AIM OF THE TASK: Find how many lines contain "screenshot" and state only that number.

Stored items
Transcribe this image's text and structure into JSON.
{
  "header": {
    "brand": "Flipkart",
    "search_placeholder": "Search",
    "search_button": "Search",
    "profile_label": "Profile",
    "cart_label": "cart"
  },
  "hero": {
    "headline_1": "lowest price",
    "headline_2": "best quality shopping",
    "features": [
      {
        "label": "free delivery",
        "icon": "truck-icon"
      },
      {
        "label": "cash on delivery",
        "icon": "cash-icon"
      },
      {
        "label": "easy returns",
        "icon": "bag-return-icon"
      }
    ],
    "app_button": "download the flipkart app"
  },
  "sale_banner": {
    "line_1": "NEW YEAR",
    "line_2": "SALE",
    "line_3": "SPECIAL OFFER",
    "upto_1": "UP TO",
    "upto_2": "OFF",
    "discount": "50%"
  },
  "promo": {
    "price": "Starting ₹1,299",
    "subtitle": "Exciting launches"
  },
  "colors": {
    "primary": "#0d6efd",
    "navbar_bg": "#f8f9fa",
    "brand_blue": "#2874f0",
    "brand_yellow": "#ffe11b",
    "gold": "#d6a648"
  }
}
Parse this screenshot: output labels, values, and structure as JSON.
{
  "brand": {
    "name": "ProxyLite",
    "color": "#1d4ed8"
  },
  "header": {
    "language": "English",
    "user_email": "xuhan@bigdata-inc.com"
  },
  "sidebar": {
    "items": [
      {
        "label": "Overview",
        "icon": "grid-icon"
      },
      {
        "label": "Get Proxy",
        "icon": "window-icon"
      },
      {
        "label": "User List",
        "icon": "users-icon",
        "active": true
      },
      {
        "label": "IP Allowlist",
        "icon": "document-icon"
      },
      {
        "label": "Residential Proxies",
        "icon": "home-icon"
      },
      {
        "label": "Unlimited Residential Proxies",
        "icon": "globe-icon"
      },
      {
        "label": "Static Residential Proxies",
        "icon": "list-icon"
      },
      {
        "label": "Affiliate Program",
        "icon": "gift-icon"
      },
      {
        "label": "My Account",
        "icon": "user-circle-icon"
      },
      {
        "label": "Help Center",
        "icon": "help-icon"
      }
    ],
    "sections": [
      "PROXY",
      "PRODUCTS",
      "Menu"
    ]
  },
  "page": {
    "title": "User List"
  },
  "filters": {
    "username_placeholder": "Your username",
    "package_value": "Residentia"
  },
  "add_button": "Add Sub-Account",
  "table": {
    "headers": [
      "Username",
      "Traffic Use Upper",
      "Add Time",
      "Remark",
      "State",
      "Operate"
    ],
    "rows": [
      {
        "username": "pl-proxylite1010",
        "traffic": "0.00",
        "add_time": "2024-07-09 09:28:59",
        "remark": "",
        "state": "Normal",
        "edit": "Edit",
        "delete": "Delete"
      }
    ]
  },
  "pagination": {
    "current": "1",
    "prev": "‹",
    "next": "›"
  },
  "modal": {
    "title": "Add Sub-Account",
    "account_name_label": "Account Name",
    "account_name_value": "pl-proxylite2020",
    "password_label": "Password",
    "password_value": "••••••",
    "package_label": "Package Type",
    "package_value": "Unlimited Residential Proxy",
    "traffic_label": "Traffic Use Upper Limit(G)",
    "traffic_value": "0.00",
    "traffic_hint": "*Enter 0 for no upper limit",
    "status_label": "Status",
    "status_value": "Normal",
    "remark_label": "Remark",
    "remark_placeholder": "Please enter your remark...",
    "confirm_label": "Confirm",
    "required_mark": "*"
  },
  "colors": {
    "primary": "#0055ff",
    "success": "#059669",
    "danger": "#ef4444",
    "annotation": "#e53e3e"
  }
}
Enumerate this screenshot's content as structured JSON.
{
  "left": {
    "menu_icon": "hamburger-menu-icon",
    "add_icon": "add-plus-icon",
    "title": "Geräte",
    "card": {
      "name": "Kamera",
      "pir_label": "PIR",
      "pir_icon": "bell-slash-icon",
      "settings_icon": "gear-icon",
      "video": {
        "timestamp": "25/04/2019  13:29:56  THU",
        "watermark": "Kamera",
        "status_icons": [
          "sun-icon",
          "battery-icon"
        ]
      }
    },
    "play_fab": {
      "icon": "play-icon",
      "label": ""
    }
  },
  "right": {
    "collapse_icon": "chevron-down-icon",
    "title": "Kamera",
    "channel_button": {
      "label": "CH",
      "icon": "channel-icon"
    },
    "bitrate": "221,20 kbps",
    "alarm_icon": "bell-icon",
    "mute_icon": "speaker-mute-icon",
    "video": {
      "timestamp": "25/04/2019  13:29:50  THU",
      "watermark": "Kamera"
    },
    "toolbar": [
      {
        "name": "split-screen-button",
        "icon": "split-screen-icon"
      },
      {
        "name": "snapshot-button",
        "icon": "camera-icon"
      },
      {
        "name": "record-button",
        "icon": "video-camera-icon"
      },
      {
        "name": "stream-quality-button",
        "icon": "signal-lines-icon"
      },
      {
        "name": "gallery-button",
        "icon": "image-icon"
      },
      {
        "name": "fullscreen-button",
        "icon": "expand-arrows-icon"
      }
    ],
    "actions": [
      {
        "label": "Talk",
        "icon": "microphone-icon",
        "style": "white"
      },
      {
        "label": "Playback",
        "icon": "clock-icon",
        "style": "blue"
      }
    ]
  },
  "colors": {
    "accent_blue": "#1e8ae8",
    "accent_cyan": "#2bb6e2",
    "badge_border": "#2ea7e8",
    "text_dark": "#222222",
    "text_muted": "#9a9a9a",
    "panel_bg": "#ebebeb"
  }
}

RESPONSE TO THE TASK: 2